▶ **WORK TO DO**
Print all entries precisely as they are written.

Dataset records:
· · · · ·

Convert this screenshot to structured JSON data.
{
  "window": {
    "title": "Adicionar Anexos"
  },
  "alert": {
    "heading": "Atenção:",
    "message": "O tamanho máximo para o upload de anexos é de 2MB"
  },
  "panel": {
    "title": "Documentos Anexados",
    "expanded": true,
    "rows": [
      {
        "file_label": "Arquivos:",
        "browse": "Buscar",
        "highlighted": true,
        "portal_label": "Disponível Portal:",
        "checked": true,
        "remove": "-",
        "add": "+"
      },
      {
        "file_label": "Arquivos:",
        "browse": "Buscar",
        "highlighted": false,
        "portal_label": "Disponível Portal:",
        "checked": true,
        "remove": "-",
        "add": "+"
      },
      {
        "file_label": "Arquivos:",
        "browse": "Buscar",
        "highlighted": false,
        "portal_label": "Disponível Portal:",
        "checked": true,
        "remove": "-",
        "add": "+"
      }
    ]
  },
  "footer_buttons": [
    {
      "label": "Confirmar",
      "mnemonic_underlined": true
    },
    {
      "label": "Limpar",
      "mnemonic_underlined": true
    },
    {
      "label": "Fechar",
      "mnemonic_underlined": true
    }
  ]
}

· · · · ·

▶ **ANSWER TO THIS PROBLEM**
Convert this screenshot to structured JSON data.
{
  "window": {
    "title": "Adicionar Anexos"
  },
  "alert": {
    "heading": "Atenção:",
    "message": "O tamanho máximo para o upload de anexos é de 2MB"
  },
  "panel": {
    "title": "Documentos Anexados",
    "expanded": true,
    "rows": [
      {
        "file_label": "Arquivos:",
        "browse": "Buscar",
        "highlighted": true,
        "portal_label": "Disponível Portal:",
        "checked": true,
        "remove": "-",
        "add": "+"
      },
      {
        "file_label": "Arquivos:",
        "browse": "Buscar",
        "highlighted": false,
        "portal_label": "Disponível Portal:",
        "checked": true,
        "remove": "-",
        "add": "+"
      },
      {
        "file_label": "Arquivos:",
        "browse": "Buscar",
        "highlighted": false,
        "portal_label": "Disponível Portal:",
        "checked": true,
        "remove": "-",
        "add": "+"
      }
    ]
  },
  "footer_buttons": [
    {
      "label": "Confirmar",
      "mnemonic_underlined": true
    },
    {
      "label": "Limpar",
      "mnemonic_underlined": true
    },
    {
      "label": "Fechar",
      "mnemonic_underlined": true
    }
  ]
}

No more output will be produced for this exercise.